(Image element box records)

------------------------------

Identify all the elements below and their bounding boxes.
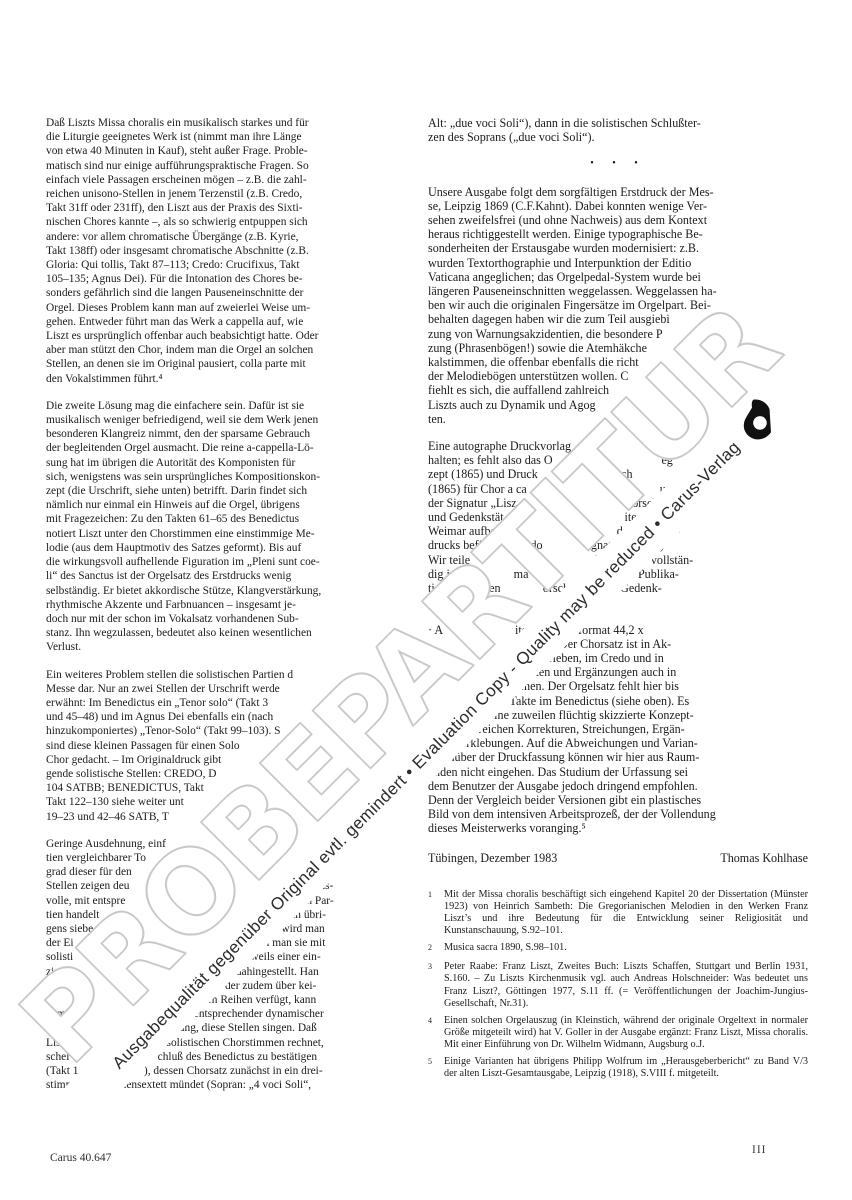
footnote-text: Mit der Missa choralis beschäftigt sich … (444, 889, 808, 937)
dateline: Tübingen, Dezember 1983 Thomas Kohlhase (428, 851, 808, 865)
paragraph-continuation: Alt: „due voci Soli“), dann in die solis… (428, 116, 808, 144)
footnotes: 1 Mit der Missa choralis beschäftigt sic… (428, 889, 808, 1080)
footnote-marker: 5 (428, 1055, 444, 1079)
footnote-text: Einen solchen Orgelauszug (in Kleinstich… (444, 1015, 808, 1051)
footnote-marker: 3 (428, 960, 444, 1008)
footnote-text: Einige Varianten hat übrigens Philipp Wo… (444, 1056, 808, 1080)
scanned-preface-page: Daß Liszts Missa choralis ein musikalisc… (0, 0, 852, 1200)
page-number: III (752, 1144, 767, 1156)
footnote: 5 Einige Varianten hat übrigens Philipp … (428, 1056, 808, 1080)
dateline-author: Thomas Kohlhase (720, 851, 808, 865)
paragraph-performance-problems: Daß Liszts Missa choralis ein musikalisc… (46, 116, 396, 386)
paragraph-manuscript-format: · A iten im Hochformat 44,2 x ystemen. D… (428, 623, 808, 836)
section-separator: • • • (428, 157, 808, 171)
footnote-text: Musica sacra 1890, S.98–101. (444, 942, 567, 956)
paragraph-solo-passages: Ein weiteres Problem stellen die solisti… (46, 668, 396, 824)
edition-number: Carus 40.647 (50, 1152, 111, 1164)
paragraph-second-solution: Die zweite Lösung mag die einfachere sei… (46, 399, 396, 655)
footnote-marker: 2 (428, 941, 444, 955)
footnote-marker: 4 (428, 1014, 444, 1050)
footnote-marker: 1 (428, 888, 444, 936)
dateline-place-date: Tübingen, Dezember 1983 (428, 851, 557, 865)
footnote: 3 Peter Raabe: Franz Liszt, Zweites Buch… (428, 961, 808, 1009)
footnote-text: Peter Raabe: Franz Liszt, Zweites Buch: … (444, 961, 808, 1009)
footnote: 1 Mit der Missa choralis beschäftigt sic… (428, 889, 808, 937)
footnote: 4 Einen solchen Orgelauszug (in Kleinsti… (428, 1015, 808, 1051)
paragraph-edition-source: Unsere Ausgabe folgt dem sorgfältigen Er… (428, 185, 808, 426)
footnote: 2 Musica sacra 1890, S.98–101. (428, 942, 808, 956)
right-column: Alt: „due voci Soli“), dann in die solis… (428, 116, 808, 1085)
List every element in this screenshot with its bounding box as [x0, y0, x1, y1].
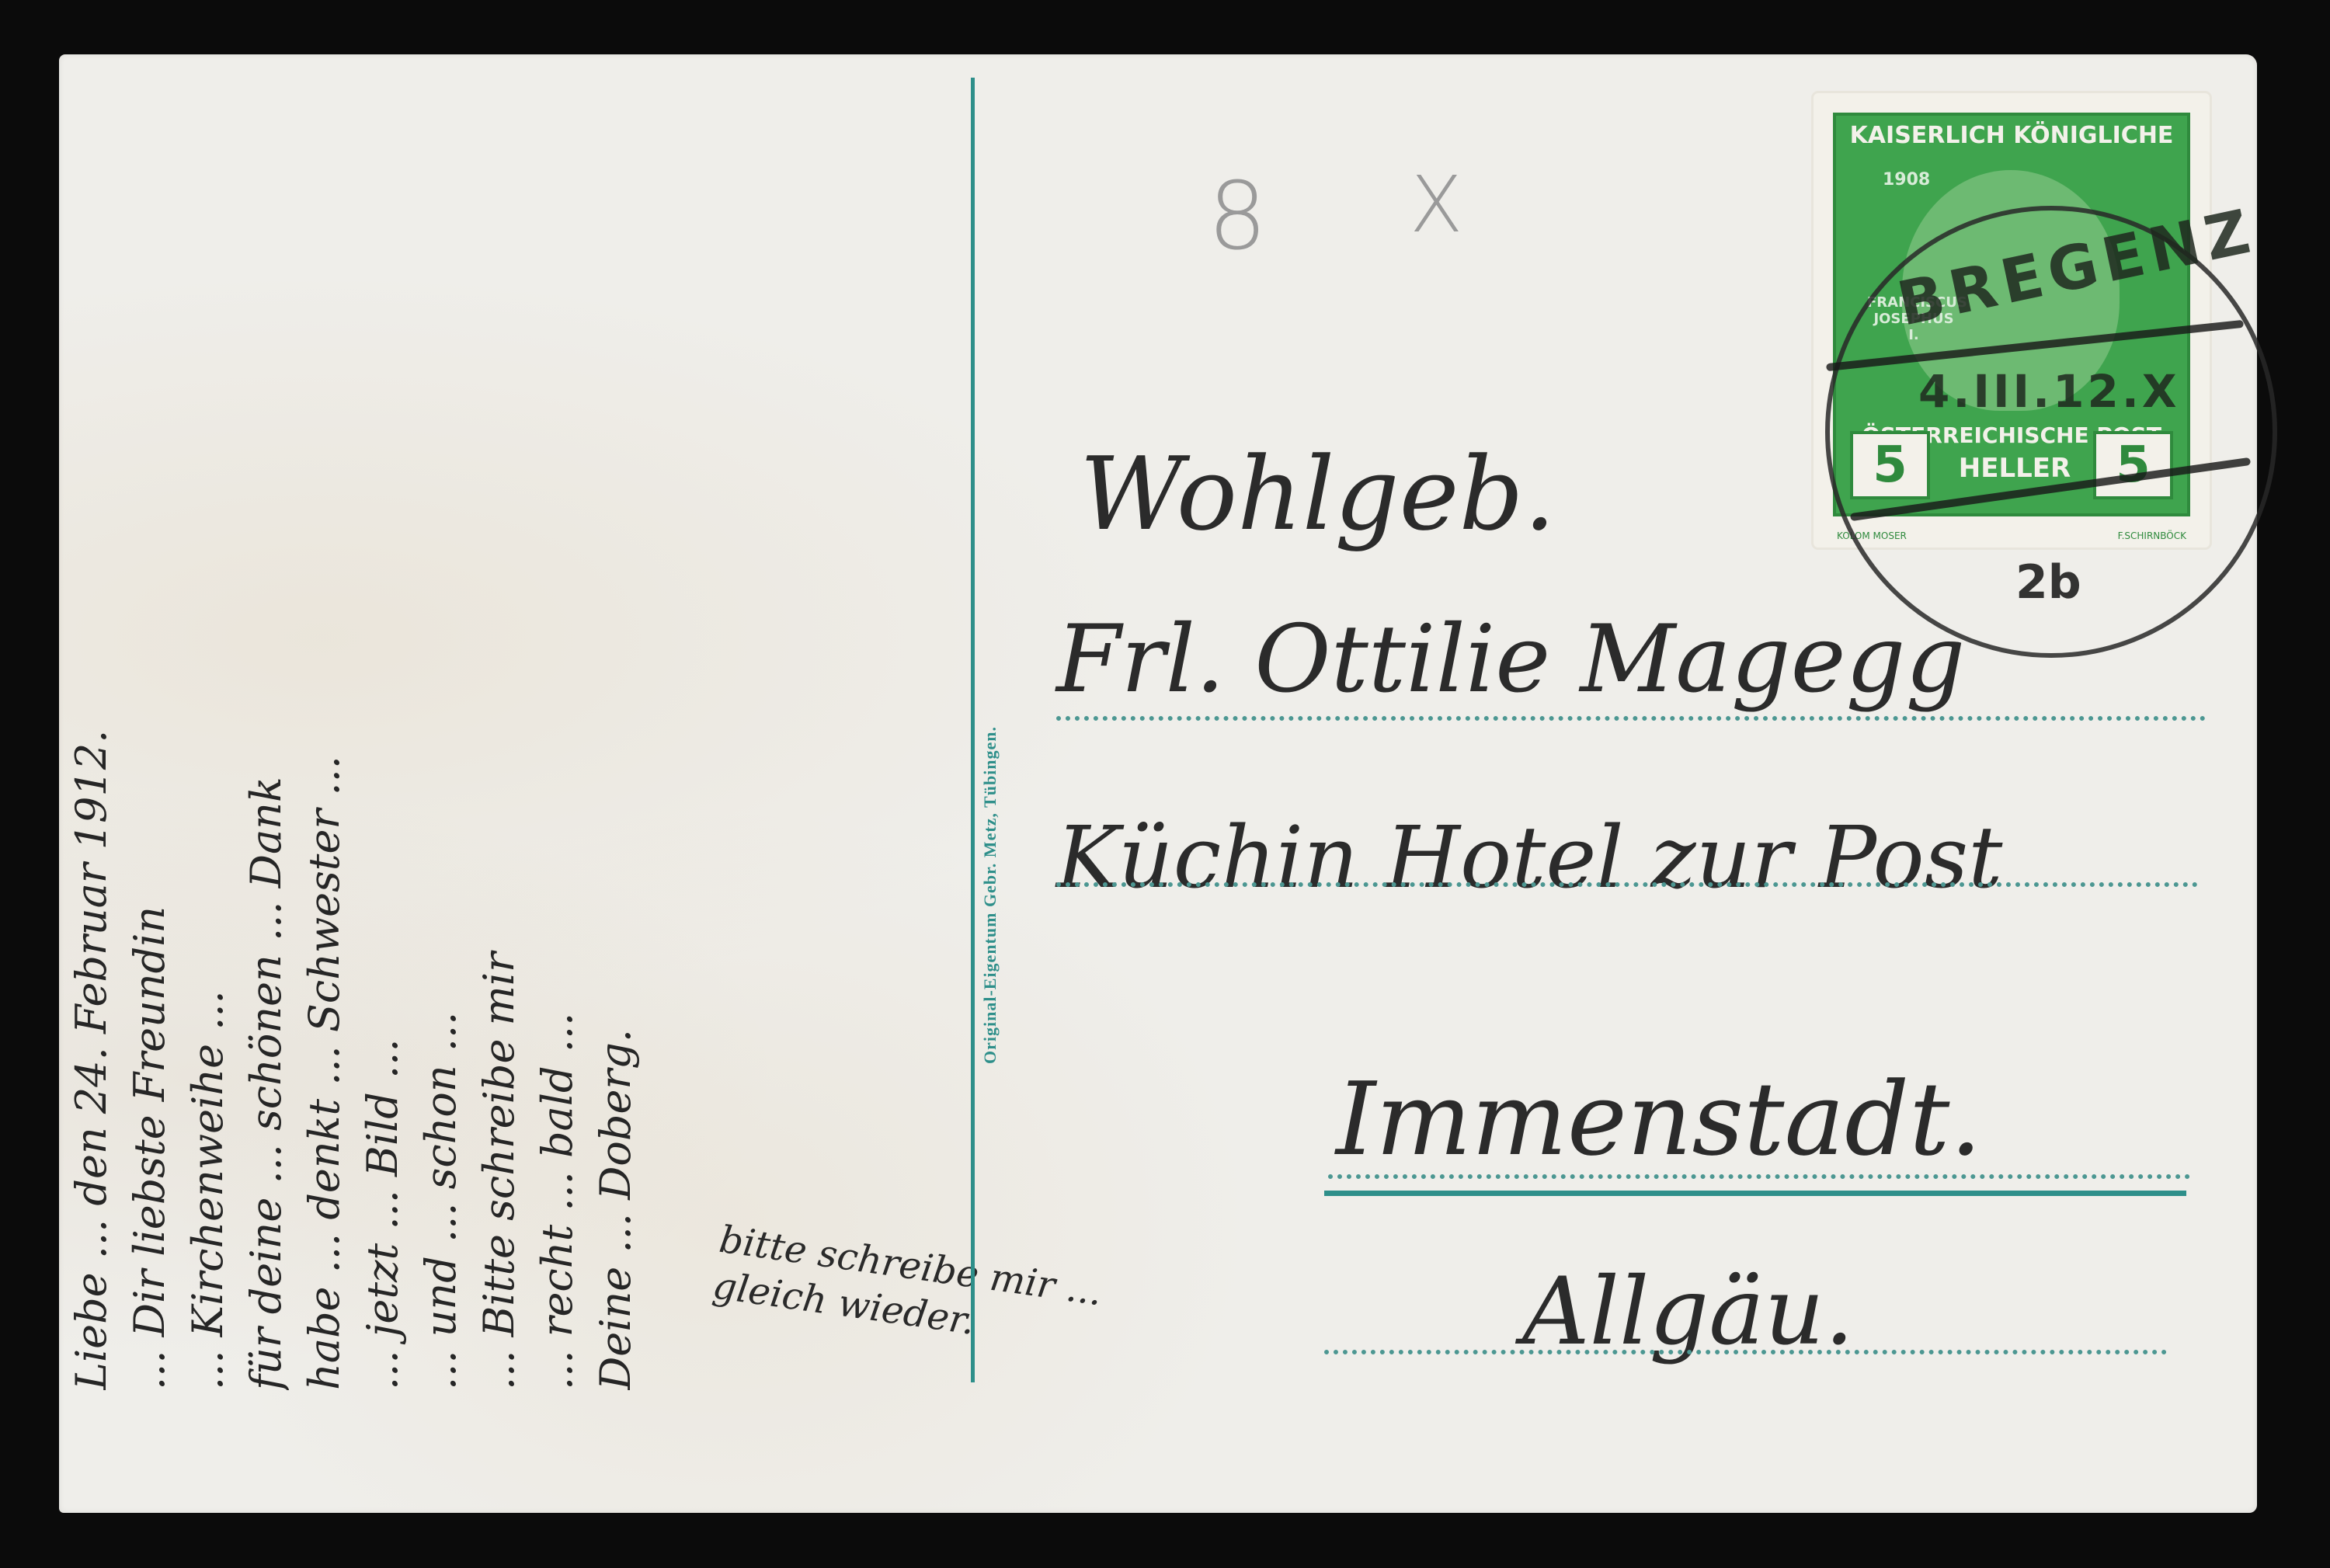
address-name: Frl. Ottilie Magegg	[1056, 606, 1965, 714]
message-line: habe ... denkt ... Schwester ...	[295, 85, 353, 1390]
address-underline	[1324, 1191, 2186, 1196]
address-line-1	[1056, 716, 2206, 721]
pencil-note: X	[1410, 159, 1463, 250]
center-divider	[971, 78, 975, 1382]
message-line: ... Dir liebste Freundin	[120, 85, 179, 1390]
address-line2: Küchin Hotel zur Post	[1056, 808, 2002, 907]
message-line: ... und ... schon ...	[412, 85, 470, 1390]
handwritten-message: Liebe ... den 24. Februar 1912. ... Dir …	[62, 85, 645, 1390]
address-salutation: Wohlgeb.	[1080, 435, 1556, 553]
message-line: Liebe ... den 24. Februar 1912.	[62, 85, 120, 1390]
message-line: ... jetzt ... Bild ...	[353, 85, 412, 1390]
address-line-2	[1056, 882, 2198, 887]
message-line: Deine ... Doberg.	[586, 85, 645, 1390]
address-line-3	[1328, 1174, 2190, 1179]
postmark-number: 2b	[2015, 555, 2081, 610]
publisher-imprint: Original-Eigentum Gebr. Metz, Tübingen.	[980, 726, 1000, 1064]
message-line: ... recht ... bald ...	[528, 85, 586, 1390]
stamp-text-top: KAISERLICH KÖNIGLICHE	[1844, 122, 2179, 149]
message-line: für deine ... schönen ... Dank	[237, 85, 295, 1390]
address-line-4	[1324, 1350, 2167, 1354]
pencil-note: 8	[1208, 163, 1267, 271]
message-line: ... Bitte schreibe mir	[470, 85, 528, 1390]
postmark-date: 4.III.12.X	[1918, 365, 2180, 418]
stamp-year: 1908	[1883, 170, 1930, 189]
message-line: ... Kirchenweihe ...	[179, 85, 237, 1390]
address-city: Immenstadt.	[1336, 1060, 1982, 1178]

------------------------------

Problem requirements:
Copy out every line from the one containing "address-name: Frl. Ottilie" down to the one containing "message-line: ... Dir", keeping both of those lines and reproducing each one precisely.

Full response:
address-name: Frl. Ottilie Magegg	[1056, 606, 1965, 714]
message-line: habe ... denkt ... Schwester ...	[295, 85, 353, 1390]
address-underline	[1324, 1191, 2186, 1196]
address-line-1	[1056, 716, 2206, 721]
pencil-note: X	[1410, 159, 1463, 250]
center-divider	[971, 78, 975, 1382]
message-line: ... Dir liebste Freundin	[120, 85, 179, 1390]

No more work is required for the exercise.